- [Excerpted passage]
============
# Westville lake open



## Tritonyounggun

Runzos outdoors shop open at westville lake June 18 70$ a team tournament starts at 6am so be there early for registration fishing is 6-2. If you have any questions please call Runzos outdoors shop for questions at (330) 537-2137 we hope to see you there and good luck!


----------



## RH1

Man what a lake.
There are some huge bass in westville


----------



## Tritonyounggun

Yea they r hoping for a big turn out


----------



## Tritonyounggun

They are catching some Giants in there right now


----------



## RH1

Man I haven't been on westville in at least 15years.


----------



## emckean4

Is that a public lake and whats the hp limit?


----------



## RH1

Public yes, but must pay to launch.
Electric only


----------



## Tritonyounggun

Yes electric lake and pay at Runzos sports hop down the road you can get a pass at the shop along with tackle


----------



## DHower08

How many Boats expected also what is the payout scale


----------



## Tritonyounggun

Pay out depends on how many boats and don't know how many boats due to being an open


----------



## Tritonyounggun

Go to Runzos Facebook page one over 6lbs was caught today!


----------



## DHower08

With it being a tourny do you still pay the launch fee on top of entry fee


----------



## fishingfool101

Back in the day when I fished tournaments there Runzo did charge a ramp fee.


----------



## fishingfool101

It's hard to believe that 6 lbers are coming from that lake. It surely isn't from lake management !!!! In the early 2000's it was tough to catch a 14 inch bass.
============
- [Directives]
a. Do the following statements agree with the Westville lake thread? Answer yes or no for each, and quote the words that decide it.
(i) Each team pays $70 to enter the tournament.
(ii) Gas motors are allowed on the lake.
(iii) The payout is fixed before the tournament.
b. Answer these questions from the Westville lake thread:
(i) At what time does the tournament start?
(ii) How long has it been since RH1 was on Westville?
(iii) What size of bass was tough to catch in the early 2000s?
c. Carry on the Westville lake thread from its last post.

- [Record excerpts]
============
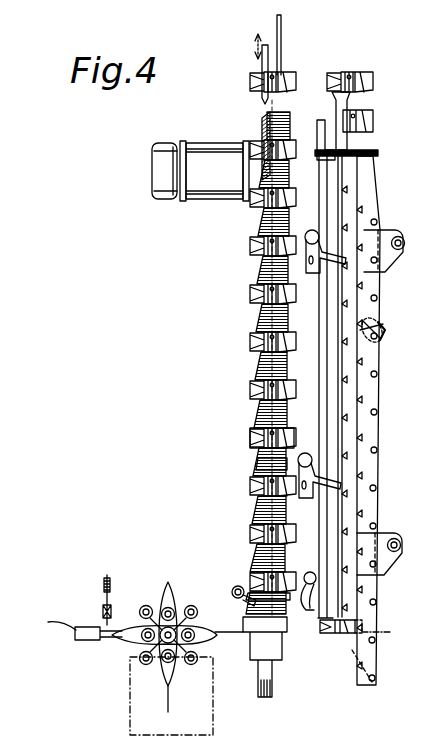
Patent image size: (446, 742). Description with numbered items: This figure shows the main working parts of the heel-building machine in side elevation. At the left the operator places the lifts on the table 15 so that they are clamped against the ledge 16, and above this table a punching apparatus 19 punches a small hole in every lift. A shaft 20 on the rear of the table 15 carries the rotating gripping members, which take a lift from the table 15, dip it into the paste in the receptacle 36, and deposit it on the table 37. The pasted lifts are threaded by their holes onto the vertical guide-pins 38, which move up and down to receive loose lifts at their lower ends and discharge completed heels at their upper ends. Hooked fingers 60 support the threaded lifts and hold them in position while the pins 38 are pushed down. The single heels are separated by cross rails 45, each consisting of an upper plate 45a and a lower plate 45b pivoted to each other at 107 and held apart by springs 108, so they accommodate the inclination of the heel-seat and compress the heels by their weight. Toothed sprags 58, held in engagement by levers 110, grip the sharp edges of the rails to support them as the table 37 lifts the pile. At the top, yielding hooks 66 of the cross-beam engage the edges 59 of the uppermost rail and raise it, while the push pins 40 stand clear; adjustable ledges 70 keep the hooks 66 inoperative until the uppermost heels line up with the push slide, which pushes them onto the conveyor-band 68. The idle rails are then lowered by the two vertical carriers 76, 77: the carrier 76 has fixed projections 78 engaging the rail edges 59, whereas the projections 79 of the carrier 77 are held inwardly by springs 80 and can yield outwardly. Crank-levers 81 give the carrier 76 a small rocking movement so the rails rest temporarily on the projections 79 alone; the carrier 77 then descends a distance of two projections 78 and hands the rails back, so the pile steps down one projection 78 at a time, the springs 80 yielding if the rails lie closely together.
============
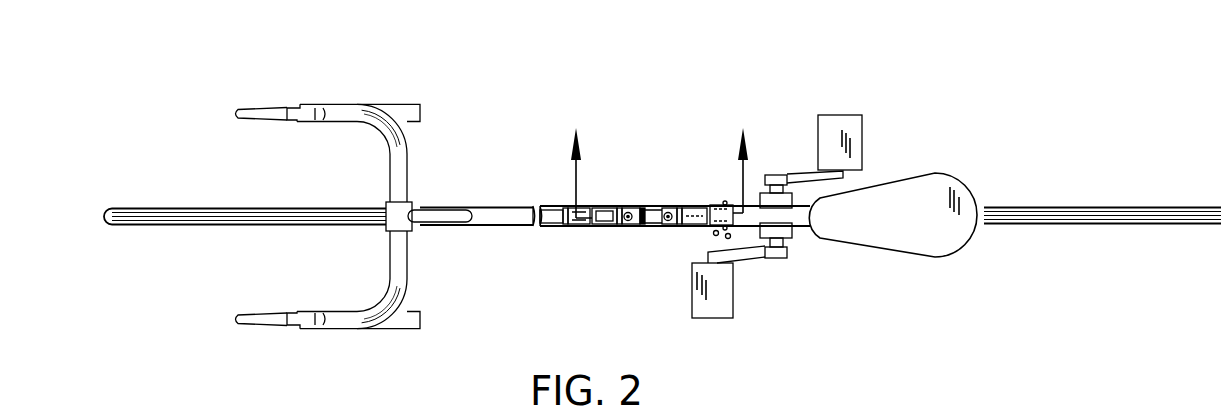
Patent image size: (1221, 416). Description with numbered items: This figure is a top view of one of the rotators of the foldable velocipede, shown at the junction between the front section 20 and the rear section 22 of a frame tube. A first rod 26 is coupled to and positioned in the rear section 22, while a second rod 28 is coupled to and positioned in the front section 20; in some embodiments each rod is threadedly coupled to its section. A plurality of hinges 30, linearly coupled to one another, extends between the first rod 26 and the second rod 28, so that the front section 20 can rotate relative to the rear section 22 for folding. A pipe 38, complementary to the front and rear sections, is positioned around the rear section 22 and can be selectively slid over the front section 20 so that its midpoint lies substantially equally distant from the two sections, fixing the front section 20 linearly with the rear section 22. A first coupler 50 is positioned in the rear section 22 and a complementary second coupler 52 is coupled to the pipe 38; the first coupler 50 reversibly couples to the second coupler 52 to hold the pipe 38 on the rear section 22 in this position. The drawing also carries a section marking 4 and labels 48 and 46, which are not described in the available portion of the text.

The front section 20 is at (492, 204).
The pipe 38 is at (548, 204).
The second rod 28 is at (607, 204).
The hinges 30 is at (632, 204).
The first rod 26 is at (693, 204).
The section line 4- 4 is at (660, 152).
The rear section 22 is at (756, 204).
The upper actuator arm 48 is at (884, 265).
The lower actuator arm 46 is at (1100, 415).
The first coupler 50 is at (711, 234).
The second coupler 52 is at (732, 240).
============
- [Results by task]
a.
(i) Yes: "70$ a team"
(ii) No: "Electric only"
(iii) No: "Pay out depends on how many boats"

b.
(i) 6am
(ii) At least 15 years
(iii) A 14 inch bass

c.
----------



## Tritonyounggun

Not much pressure my guess and you will have to call Runzos or I can try to get an answer for you


----------



## DHower08

Called runzos whoever i spoke with said only 60% payout that seems low to me? Any thoughts on this. I would have expected somewhere close to 80%


----------



## Tritonyounggun

They only had 7 boats 14lbs won


----------



## cedar1

I wanted to fish this tourney so I called runzos. Talked to some kid that didn't know what was going on, all he could tell me was it started at 6am and there wasn't any fliers or info printed up. So, afterwork friday I go out there to see if I can find any fish. After practicing and getting on some fish I show up sat, at 5:30 to fish. The guys walks up and ask me if I fished the lake the day before and when I tell him yes he tells me I cant fish the tourney because I practiced the day before. Ok that's all fine and dandy but how about you make that info available so people know. He says that's how all tournys are. Really? THe guy obviously is clueless because that simply isn't true. Anyhow after hearing about the payout I'm glad I didn't fish


----------



## DHower08

You didnt miss much. My buddy and i boated at least 20 bass only 1 keeper. I lost a stud easy 5# the guys that won ot did have a very nice bag though


----------



## fishingfool101

What I think he met was, that is how all Westville tournaments are. You can't pre fish the day before the tournament. That's Runzo's rule. I quit going years ago because the lake isn't managed right and the payout is ****. And for flyers forget it. Runzo used to advertise his tournaments in the Canton rep and the Alliance review. Not anymore


----------



## cedar1

After that happened I started asking some questions about the whole thing and haven't got anything but negative feedback regarding tournys out there.


----------



## fishingfool101

It's all about Runzo putting money in his pocket and not back into the lake that he is supposed to be managing. There are bucket fisherman keeping everything they catch and no one at Runzo's checks to see if they paid to fish and the length limit on bass. It's all about the gun sales at Runzo's not fishing


----------



## cedar1

Who owns the lake?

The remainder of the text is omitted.